__Objective__
Retype all the records with nothing changed.

— BEGIN —

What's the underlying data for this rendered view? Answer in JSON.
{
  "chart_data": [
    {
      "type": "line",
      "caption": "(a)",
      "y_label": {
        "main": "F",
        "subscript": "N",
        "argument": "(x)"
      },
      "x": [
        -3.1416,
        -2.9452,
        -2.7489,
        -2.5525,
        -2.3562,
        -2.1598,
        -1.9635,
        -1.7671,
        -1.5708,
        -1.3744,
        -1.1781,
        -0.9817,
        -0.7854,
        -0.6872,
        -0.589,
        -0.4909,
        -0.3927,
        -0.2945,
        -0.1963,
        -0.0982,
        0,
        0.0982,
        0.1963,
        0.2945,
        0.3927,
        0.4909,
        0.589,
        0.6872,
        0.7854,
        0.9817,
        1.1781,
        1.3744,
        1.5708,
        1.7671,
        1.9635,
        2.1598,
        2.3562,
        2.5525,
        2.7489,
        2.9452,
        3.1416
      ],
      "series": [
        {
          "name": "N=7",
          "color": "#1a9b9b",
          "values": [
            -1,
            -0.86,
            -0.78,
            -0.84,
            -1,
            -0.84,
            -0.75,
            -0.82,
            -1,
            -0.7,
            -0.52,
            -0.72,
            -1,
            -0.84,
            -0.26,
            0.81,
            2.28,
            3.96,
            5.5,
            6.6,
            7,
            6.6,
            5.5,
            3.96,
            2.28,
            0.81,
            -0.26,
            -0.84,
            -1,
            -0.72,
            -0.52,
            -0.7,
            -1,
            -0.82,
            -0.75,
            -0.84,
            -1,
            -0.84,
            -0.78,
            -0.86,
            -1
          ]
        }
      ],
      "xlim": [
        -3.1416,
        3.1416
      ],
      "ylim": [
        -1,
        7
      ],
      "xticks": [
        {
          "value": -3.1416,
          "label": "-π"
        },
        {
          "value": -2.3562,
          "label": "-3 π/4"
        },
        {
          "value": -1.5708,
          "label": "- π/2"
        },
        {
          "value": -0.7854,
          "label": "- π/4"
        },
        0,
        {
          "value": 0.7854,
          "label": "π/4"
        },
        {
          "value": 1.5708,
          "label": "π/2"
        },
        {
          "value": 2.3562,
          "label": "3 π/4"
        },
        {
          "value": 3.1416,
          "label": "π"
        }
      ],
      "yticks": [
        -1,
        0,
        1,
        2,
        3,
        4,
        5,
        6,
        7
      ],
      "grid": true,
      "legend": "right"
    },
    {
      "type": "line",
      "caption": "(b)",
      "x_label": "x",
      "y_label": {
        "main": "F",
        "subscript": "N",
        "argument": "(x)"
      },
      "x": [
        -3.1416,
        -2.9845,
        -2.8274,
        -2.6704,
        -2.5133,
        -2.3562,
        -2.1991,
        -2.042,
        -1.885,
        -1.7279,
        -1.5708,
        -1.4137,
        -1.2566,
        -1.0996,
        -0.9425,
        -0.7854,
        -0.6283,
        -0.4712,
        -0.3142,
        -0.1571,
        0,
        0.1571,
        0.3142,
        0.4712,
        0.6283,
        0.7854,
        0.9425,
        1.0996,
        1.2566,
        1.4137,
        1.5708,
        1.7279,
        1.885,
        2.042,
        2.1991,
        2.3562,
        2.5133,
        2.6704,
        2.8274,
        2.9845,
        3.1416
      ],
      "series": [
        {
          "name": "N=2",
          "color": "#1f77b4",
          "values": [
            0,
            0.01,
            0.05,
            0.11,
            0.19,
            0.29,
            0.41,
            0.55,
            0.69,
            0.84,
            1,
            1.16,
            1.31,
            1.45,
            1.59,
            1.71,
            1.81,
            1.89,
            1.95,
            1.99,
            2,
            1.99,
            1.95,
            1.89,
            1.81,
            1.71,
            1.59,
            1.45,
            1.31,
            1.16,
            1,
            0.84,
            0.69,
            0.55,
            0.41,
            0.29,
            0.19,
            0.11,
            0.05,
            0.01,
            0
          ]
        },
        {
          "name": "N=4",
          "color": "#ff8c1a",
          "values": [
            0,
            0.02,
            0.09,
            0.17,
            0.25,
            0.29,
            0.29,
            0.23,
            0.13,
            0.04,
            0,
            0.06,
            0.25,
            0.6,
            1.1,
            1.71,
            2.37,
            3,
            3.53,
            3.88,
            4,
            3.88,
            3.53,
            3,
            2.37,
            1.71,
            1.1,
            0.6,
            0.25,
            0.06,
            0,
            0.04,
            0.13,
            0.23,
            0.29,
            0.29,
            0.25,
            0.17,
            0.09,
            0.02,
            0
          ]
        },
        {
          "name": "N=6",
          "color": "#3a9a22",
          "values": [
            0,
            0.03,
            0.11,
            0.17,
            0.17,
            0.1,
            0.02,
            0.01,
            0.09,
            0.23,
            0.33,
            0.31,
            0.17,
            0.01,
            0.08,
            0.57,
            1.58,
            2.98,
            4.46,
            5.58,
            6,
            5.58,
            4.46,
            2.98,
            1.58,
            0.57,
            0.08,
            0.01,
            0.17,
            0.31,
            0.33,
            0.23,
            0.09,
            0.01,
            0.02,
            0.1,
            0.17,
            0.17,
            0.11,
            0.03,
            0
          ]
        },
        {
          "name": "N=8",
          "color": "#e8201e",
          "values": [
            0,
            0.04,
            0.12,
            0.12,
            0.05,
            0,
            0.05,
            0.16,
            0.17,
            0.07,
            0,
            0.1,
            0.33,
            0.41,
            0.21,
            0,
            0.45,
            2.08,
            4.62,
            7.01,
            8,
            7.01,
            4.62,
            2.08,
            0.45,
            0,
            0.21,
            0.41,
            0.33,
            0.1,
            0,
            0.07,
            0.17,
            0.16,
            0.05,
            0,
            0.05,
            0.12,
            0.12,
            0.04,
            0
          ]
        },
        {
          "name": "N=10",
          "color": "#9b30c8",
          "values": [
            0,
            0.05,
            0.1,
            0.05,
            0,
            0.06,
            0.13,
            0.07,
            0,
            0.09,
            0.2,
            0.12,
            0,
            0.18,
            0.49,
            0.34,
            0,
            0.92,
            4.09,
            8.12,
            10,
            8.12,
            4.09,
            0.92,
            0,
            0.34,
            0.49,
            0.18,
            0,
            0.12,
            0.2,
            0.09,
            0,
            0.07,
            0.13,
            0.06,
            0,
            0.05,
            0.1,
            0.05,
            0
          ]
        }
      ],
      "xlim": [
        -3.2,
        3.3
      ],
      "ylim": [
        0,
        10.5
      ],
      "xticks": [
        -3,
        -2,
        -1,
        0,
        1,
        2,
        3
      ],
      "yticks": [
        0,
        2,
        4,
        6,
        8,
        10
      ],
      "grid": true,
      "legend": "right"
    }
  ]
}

— END —

__Solution to this problem__
What's the underlying data for this rendered view? Answer in JSON.
{
  "chart_data": [
    {
      "type": "line",
      "caption": "(a)",
      "y_label": {
        "main": "F",
        "subscript": "N",
        "argument": "(x)"
      },
      "x": [
        -3.1416,
        -2.9452,
        -2.7489,
        -2.5525,
        -2.3562,
        -2.1598,
        -1.9635,
        -1.7671,
        -1.5708,
        -1.3744,
        -1.1781,
        -0.9817,
        -0.7854,
        -0.6872,
        -0.589,
        -0.4909,
        -0.3927,
        -0.2945,
        -0.1963,
        -0.0982,
        0,
        0.0982,
        0.1963,
        0.2945,
        0.3927,
        0.4909,
        0.589,
        0.6872,
        0.7854,
        0.9817,
        1.1781,
        1.3744,
        1.5708,
        1.7671,
        1.9635,
        2.1598,
        2.3562,
        2.5525,
        2.7489,
        2.9452,
        3.1416
      ],
      "series": [
        {
          "name": "N=7",
          "color": "#1a9b9b",
          "values": [
            -1,
            -0.86,
            -0.78,
            -0.84,
            -1,
            -0.84,
            -0.75,
            -0.82,
            -1,
            -0.7,
            -0.52,
            -0.72,
            -1,
            -0.84,
            -0.26,
            0.81,
            2.28,
            3.96,
            5.5,
            6.6,
            7,
            6.6,
            5.5,
            3.96,
            2.28,
            0.81,
            -0.26,
            -0.84,
            -1,
            -0.72,
            -0.52,
            -0.7,
            -1,
            -0.82,
            -0.75,
            -0.84,
            -1,
            -0.84,
            -0.78,
            -0.86,
            -1
          ]
        }
      ],
      "xlim": [
        -3.1416,
        3.1416
      ],
      "ylim": [
        -1,
        7
      ],
      "xticks": [
        {
          "value": -3.1416,
          "label": "-π"
        },
        {
          "value": -2.3562,
          "label": "-3 π/4"
        },
        {
          "value": -1.5708,
          "label": "- π/2"
        },
        {
          "value": -0.7854,
          "label": "- π/4"
        },
        0,
        {
          "value": 0.7854,
          "label": "π/4"
        },
        {
          "value": 1.5708,
          "label": "π/2"
        },
        {
          "value": 2.3562,
          "label": "3 π/4"
        },
        {
          "value": 3.1416,
          "label": "π"
        }
      ],
      "yticks": [
        -1,
        0,
        1,
        2,
        3,
        4,
        5,
        6,
        7
      ],
      "grid": true,
      "legend": "right"
    },
    {
      "type": "line",
      "caption": "(b)",
      "x_label": "x",
      "y_label": {
        "main": "F",
        "subscript": "N",
        "argument": "(x)"
      },
      "x": [
        -3.1416,
        -2.9845,
        -2.8274,
        -2.6704,
        -2.5133,
        -2.3562,
        -2.1991,
        -2.042,
        -1.885,
        -1.7279,
        -1.5708,
        -1.4137,
        -1.2566,
        -1.0996,
        -0.9425,
        -0.7854,
        -0.6283,
        -0.4712,
        -0.3142,
        -0.1571,
        0,
        0.1571,
        0.3142,
        0.4712,
        0.6283,
        0.7854,
        0.9425,
        1.0996,
        1.2566,
        1.4137,
        1.5708,
        1.7279,
        1.885,
        2.042,
        2.1991,
        2.3562,
        2.5133,
        2.6704,
        2.8274,
        2.9845,
        3.1416
      ],
      "series": [
        {
          "name": "N=2",
          "color": "#1f77b4",
          "values": [
            0,
            0.01,
            0.05,
            0.11,
            0.19,
            0.29,
            0.41,
            0.55,
            0.69,
            0.84,
            1,
            1.16,
            1.31,
            1.45,
            1.59,
            1.71,
            1.81,
            1.89,
            1.95,
            1.99,
            2,
            1.99,
            1.95,
            1.89,
            1.81,
            1.71,
            1.59,
            1.45,
            1.31,
            1.16,
            1,
            0.84,
            0.69,
            0.55,
            0.41,
            0.29,
            0.19,
            0.11,
            0.05,
            0.01,
            0
          ]
        },
        {
          "name": "N=4",
          "color": "#ff8c1a",
          "values": [
            0,
            0.02,
            0.09,
            0.17,
            0.25,
            0.29,
            0.29,
            0.23,
            0.13,
            0.04,
            0,
            0.06,
            0.25,
            0.6,
            1.1,
            1.71,
            2.37,
            3,
            3.53,
            3.88,
            4,
            3.88,
            3.53,
            3,
            2.37,
            1.71,
            1.1,
            0.6,
            0.25,
            0.06,
            0,
            0.04,
            0.13,
            0.23,
            0.29,
            0.29,
            0.25,
            0.17,
            0.09,
            0.02,
            0
          ]
        },
        {
          "name": "N=6",
          "color": "#3a9a22",
          "values": [
            0,
            0.03,
            0.11,
            0.17,
            0.17,
            0.1,
            0.02,
            0.01,
            0.09,
            0.23,
            0.33,
            0.31,
            0.17,
            0.01,
            0.08,
            0.57,
            1.58,
            2.98,
            4.46,
            5.58,
            6,
            5.58,
            4.46,
            2.98,
            1.58,
            0.57,
            0.08,
            0.01,
            0.17,
            0.31,
            0.33,
            0.23,
            0.09,
            0.01,
            0.02,
            0.1,
            0.17,
            0.17,
            0.11,
            0.03,
            0
          ]
        },
        {
          "name": "N=8",
          "color": "#e8201e",
          "values": [
            0,
            0.04,
            0.12,
            0.12,
            0.05,
            0,
            0.05,
            0.16,
            0.17,
            0.07,
            0,
            0.1,
            0.33,
            0.41,
            0.21,
            0,
            0.45,
            2.08,
            4.62,
            7.01,
            8,
            7.01,
            4.62,
            2.08,
            0.45,
            0,
            0.21,
            0.41,
            0.33,
            0.1,
            0,
            0.07,
            0.17,
            0.16,
            0.05,
            0,
            0.05,
            0.12,
            0.12,
            0.04,
            0
          ]
        },
        {
          "name": "N=10",
          "color": "#9b30c8",
          "values": [
            0,
            0.05,
            0.1,
            0.05,
            0,
            0.06,
            0.13,
            0.07,
            0,
            0.09,
            0.2,
            0.12,
            0,
            0.18,
            0.49,
            0.34,
            0,
            0.92,
            4.09,
            8.12,
            10,
            8.12,
            4.09,
            0.92,
            0,
            0.34,
            0.49,
            0.18,
            0,
            0.12,
            0.2,
            0.09,
            0,
            0.07,
            0.13,
            0.06,
            0,
            0.05,
            0.1,
            0.05,
            0
          ]
        }
      ],
      "xlim": [
        -3.2,
        3.3
      ],
      "ylim": [
        0,
        10.5
      ],
      "xticks": [
        -3,
        -2,
        -1,
        0,
        1,
        2,
        3
      ],
      "yticks": [
        0,
        2,
        4,
        6,
        8,
        10
      ],
      "grid": true,
      "legend": "right"
    }
  ]
}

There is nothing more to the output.